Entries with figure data
----------------------------------------
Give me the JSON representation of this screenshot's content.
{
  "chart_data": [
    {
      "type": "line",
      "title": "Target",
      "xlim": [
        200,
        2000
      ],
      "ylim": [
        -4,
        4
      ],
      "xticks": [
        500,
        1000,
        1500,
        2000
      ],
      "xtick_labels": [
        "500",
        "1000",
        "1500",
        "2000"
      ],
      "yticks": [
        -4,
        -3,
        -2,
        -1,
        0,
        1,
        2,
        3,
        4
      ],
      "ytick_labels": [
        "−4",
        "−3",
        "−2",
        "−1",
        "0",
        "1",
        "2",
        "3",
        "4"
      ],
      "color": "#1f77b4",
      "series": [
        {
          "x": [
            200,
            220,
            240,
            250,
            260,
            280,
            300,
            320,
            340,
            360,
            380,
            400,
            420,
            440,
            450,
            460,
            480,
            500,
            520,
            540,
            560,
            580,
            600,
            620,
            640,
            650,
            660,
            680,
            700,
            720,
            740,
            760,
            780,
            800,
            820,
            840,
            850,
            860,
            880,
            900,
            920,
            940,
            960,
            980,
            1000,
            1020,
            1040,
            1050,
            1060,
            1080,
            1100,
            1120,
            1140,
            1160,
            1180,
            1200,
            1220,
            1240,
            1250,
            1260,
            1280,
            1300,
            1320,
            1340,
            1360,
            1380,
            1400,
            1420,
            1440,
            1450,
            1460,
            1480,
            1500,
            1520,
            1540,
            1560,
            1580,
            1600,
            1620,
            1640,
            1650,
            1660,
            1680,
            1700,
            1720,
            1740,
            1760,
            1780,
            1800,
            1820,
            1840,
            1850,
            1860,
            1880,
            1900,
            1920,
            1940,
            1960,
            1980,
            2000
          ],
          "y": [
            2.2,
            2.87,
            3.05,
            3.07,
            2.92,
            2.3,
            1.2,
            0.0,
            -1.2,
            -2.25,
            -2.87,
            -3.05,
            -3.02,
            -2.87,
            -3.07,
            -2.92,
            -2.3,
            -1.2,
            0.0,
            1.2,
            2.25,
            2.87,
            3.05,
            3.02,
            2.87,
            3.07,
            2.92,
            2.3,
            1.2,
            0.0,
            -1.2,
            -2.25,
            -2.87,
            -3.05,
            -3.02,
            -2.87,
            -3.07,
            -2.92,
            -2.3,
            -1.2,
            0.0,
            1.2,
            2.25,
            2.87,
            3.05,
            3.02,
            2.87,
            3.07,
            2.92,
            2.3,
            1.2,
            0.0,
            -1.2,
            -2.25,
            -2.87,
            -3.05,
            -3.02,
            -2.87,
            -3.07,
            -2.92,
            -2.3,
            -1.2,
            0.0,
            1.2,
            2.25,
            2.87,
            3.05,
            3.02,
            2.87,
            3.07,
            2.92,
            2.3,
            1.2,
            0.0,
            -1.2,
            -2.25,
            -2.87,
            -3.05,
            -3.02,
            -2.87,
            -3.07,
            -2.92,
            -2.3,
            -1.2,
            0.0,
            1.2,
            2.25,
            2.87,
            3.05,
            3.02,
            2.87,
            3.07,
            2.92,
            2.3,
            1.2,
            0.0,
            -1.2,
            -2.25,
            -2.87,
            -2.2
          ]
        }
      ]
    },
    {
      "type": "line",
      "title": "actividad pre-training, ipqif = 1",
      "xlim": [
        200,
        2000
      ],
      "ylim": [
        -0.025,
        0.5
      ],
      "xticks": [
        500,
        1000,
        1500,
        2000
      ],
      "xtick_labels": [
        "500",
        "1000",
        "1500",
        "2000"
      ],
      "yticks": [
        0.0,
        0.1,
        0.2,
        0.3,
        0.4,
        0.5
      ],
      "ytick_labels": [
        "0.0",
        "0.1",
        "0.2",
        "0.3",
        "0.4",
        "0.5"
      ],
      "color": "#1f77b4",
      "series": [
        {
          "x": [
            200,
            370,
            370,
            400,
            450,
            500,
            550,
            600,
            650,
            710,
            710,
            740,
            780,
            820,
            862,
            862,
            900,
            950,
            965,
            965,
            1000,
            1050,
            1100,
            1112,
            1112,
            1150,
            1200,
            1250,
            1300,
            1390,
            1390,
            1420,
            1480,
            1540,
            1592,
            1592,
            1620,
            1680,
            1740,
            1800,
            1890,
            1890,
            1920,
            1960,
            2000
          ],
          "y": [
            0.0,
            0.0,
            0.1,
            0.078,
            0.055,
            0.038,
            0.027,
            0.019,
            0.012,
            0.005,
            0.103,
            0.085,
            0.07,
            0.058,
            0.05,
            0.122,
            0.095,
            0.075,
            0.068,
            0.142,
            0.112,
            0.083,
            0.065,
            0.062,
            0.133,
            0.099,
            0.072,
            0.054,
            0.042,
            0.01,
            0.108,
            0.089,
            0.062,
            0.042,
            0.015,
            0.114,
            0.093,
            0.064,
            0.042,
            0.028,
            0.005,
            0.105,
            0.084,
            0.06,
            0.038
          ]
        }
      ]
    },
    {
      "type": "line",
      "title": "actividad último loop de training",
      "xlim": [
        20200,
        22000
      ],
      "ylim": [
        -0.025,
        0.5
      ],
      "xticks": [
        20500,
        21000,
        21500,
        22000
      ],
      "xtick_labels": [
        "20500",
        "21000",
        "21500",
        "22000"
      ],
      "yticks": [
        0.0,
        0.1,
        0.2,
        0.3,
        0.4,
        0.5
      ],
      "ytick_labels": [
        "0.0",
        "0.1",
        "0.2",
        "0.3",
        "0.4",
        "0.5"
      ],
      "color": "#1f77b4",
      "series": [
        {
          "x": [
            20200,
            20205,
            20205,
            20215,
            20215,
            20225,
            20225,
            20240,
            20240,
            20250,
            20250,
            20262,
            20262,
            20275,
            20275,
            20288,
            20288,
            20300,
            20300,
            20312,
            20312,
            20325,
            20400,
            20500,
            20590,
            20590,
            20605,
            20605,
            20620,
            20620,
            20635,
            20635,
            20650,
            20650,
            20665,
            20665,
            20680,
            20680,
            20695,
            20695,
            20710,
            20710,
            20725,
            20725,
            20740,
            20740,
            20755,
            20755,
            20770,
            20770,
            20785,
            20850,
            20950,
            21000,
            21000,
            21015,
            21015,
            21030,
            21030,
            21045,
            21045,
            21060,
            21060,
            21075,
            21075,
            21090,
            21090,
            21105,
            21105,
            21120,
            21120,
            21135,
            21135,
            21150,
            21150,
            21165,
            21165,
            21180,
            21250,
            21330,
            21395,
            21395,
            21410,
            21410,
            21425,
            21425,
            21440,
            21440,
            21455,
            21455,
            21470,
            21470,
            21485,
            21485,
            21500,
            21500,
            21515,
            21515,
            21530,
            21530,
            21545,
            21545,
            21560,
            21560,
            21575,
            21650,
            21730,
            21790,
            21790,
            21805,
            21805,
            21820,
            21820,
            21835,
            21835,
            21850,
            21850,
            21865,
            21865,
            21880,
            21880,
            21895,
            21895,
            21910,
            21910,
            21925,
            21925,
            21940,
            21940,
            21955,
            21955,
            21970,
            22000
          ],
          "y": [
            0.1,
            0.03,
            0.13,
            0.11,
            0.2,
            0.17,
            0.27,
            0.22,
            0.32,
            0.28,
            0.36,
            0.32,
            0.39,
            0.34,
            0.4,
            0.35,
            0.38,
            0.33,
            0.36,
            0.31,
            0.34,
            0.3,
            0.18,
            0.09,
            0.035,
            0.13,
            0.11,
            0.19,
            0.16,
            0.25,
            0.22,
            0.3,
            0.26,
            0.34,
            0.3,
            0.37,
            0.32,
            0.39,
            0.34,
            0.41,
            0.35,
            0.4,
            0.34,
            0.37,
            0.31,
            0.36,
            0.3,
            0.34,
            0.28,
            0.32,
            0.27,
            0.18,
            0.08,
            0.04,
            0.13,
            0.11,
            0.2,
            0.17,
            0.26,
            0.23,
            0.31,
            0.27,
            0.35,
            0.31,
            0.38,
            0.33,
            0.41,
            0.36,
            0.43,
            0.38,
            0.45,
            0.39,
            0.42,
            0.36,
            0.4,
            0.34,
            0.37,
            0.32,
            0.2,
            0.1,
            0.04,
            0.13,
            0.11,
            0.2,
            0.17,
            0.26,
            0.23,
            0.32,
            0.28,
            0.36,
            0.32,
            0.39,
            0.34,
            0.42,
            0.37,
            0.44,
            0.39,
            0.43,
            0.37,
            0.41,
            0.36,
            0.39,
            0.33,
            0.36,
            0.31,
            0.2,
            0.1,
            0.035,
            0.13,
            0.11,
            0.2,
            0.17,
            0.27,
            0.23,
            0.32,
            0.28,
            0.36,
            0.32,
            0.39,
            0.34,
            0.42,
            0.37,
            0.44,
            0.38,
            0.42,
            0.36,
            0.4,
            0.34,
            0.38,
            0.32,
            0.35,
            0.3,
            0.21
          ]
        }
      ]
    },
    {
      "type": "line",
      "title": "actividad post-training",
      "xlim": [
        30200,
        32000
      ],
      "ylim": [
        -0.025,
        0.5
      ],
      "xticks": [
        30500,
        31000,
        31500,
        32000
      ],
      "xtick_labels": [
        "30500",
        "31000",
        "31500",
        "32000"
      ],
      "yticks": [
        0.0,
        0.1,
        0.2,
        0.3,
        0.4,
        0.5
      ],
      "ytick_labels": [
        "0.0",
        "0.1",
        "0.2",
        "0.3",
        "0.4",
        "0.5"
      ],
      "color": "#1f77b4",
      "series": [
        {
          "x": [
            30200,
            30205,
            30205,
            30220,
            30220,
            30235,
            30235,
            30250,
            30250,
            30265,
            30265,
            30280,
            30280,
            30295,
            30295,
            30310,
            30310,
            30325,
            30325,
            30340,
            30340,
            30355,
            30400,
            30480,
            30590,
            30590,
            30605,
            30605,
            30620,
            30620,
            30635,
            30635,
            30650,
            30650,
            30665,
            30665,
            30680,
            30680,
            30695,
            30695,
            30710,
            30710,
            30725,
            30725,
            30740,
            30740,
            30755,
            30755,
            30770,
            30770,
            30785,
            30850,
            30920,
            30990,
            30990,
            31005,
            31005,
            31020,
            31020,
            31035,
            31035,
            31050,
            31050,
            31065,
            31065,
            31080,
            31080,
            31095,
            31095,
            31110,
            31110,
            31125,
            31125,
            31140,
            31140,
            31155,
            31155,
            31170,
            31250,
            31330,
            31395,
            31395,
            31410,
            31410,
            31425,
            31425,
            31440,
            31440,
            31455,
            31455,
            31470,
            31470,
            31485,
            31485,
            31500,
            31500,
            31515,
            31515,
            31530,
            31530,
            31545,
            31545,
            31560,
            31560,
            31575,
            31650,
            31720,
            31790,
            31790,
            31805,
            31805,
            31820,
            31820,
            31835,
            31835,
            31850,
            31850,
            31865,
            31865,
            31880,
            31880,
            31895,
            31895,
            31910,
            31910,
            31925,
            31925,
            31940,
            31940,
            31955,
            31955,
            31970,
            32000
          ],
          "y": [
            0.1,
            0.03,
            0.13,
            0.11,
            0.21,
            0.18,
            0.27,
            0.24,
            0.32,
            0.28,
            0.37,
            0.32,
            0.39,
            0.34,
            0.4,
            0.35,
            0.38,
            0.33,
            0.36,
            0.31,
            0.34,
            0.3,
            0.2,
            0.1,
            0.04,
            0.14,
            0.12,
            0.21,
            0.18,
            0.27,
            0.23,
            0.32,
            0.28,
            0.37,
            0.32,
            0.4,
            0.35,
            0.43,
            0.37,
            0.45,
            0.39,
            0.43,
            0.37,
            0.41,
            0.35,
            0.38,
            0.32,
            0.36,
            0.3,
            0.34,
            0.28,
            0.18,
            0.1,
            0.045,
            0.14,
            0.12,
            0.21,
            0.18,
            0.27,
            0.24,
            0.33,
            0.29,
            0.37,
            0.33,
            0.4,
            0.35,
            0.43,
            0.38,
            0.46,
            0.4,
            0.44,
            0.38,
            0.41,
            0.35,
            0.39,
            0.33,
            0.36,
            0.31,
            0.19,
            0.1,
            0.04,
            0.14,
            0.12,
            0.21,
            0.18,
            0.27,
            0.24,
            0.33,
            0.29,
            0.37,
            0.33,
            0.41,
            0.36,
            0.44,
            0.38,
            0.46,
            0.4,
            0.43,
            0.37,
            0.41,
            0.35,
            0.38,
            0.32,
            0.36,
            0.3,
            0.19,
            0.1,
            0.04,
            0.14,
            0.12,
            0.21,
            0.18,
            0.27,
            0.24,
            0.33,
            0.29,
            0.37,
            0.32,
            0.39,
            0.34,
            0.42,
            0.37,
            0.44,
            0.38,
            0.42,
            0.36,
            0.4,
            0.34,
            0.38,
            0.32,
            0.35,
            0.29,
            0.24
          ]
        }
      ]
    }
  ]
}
----------------------------------------
TASK TO COMPLETE: Identify and copy lines that hold the string "actividad".

SOLUTION TO THIS PROBLEM:
      "title": "actividad pre-training, ipqif = 1",
      "title": "actividad último loop de training",
      "title": "actividad post-training",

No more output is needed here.